» **Exercise directions**
Go through the material below and copy all lines with "Bollinger".

Chart and figure data
* start *
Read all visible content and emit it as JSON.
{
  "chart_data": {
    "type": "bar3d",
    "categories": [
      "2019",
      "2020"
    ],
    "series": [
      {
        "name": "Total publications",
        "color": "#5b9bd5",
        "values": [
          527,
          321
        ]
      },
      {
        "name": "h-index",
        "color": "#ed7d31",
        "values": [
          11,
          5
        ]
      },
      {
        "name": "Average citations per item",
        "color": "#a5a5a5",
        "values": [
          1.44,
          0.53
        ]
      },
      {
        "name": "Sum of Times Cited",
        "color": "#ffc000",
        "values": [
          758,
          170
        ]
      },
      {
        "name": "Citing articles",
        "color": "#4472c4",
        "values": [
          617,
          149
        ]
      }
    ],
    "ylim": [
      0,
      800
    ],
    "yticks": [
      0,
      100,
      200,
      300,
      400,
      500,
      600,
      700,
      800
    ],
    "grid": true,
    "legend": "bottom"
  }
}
* end *
* start *
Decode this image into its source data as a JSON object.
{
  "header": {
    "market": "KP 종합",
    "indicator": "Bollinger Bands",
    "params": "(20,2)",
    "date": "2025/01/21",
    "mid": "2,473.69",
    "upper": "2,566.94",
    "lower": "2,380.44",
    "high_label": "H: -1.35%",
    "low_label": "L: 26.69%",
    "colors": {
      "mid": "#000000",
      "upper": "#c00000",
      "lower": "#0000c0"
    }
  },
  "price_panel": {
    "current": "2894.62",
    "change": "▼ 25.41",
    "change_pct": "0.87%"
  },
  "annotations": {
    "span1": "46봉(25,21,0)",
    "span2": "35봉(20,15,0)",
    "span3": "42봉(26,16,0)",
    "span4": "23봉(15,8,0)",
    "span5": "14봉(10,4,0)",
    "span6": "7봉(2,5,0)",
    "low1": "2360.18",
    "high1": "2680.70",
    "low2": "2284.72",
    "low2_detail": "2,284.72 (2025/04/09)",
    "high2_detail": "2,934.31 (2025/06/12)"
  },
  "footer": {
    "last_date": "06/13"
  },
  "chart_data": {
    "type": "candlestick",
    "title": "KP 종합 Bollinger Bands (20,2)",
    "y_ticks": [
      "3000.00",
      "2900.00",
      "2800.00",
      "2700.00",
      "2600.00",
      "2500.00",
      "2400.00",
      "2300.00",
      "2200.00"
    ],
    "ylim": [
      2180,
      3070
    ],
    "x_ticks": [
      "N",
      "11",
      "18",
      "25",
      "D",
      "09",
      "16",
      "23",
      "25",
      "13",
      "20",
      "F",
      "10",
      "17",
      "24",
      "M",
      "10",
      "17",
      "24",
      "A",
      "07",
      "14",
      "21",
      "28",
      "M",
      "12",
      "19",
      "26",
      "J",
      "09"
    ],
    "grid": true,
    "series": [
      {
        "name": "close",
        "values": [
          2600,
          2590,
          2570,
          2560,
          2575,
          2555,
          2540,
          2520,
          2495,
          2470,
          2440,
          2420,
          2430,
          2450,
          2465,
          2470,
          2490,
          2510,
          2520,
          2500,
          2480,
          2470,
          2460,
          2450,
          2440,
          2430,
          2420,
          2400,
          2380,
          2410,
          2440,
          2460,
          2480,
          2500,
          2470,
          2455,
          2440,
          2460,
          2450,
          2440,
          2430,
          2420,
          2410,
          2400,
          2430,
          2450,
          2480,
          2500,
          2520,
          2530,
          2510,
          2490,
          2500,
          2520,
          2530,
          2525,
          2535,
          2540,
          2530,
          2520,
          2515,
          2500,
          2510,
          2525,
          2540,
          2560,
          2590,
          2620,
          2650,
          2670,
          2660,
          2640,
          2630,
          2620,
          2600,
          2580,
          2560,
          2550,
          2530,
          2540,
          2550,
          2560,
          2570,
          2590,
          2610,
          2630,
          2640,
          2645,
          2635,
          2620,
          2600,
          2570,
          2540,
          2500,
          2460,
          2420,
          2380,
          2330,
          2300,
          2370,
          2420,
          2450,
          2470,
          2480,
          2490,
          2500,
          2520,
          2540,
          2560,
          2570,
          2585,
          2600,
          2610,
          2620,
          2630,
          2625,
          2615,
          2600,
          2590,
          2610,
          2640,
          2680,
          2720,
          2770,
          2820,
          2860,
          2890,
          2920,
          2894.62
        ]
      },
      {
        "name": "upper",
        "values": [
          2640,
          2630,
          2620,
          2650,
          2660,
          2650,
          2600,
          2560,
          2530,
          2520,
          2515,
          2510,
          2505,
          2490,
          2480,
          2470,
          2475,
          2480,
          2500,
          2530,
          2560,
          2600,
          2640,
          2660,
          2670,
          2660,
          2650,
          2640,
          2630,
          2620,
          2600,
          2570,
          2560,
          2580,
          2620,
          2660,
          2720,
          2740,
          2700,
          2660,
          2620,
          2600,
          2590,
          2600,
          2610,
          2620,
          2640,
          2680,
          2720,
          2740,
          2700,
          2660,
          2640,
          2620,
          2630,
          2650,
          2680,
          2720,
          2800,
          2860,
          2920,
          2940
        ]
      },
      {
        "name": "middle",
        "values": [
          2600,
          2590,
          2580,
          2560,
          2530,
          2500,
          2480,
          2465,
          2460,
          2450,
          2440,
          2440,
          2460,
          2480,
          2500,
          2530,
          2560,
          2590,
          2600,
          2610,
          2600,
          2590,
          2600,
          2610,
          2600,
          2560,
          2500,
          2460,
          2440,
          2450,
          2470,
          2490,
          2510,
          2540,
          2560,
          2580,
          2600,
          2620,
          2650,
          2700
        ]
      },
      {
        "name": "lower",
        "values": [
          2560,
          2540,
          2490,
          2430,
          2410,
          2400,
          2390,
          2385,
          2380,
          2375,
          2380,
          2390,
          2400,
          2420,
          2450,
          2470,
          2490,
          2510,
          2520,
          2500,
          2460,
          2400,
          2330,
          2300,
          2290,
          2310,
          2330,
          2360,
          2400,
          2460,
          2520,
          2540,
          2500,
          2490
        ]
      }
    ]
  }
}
* end *
» **Exercise response**
    "indicator": "Bollinger Bands",
    "title": "KP 종합 Bollinger Bands (20,2)",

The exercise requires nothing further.